# [Supplied records]
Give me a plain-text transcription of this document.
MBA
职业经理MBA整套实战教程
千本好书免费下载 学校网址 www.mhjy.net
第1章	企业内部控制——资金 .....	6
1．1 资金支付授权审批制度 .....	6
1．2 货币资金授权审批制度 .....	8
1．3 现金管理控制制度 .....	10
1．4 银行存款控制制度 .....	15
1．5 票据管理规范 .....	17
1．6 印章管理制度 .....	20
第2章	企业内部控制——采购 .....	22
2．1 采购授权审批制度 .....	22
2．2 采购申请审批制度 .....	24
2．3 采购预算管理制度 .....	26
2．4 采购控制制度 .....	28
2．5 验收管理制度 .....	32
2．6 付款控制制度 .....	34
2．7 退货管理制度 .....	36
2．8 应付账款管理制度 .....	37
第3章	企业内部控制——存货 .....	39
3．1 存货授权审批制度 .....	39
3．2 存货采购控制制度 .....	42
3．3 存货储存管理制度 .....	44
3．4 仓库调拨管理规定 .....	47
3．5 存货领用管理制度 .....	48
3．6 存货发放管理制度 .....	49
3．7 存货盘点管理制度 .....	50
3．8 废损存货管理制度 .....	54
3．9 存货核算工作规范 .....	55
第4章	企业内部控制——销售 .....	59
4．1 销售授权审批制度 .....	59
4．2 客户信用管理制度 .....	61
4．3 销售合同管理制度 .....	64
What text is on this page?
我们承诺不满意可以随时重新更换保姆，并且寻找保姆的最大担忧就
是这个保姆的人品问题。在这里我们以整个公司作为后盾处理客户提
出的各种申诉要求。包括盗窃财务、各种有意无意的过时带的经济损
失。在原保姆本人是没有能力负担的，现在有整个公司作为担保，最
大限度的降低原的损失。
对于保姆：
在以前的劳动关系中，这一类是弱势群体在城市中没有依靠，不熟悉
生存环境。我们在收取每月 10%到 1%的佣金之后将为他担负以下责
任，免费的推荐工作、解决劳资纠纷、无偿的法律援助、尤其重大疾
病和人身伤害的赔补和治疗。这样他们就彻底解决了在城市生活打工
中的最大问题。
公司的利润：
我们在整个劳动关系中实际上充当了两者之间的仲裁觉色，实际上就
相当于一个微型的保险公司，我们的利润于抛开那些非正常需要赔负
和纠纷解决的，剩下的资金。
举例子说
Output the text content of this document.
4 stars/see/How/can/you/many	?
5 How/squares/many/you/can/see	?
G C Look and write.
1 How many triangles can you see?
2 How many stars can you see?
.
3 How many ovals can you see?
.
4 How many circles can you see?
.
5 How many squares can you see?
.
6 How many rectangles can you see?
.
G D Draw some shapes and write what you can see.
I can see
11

# [Set problem]
Copy all lines from the material that contain "stars".

# [Task output]
4 stars/see/How/can/you/many	?
2 How many stars can you see?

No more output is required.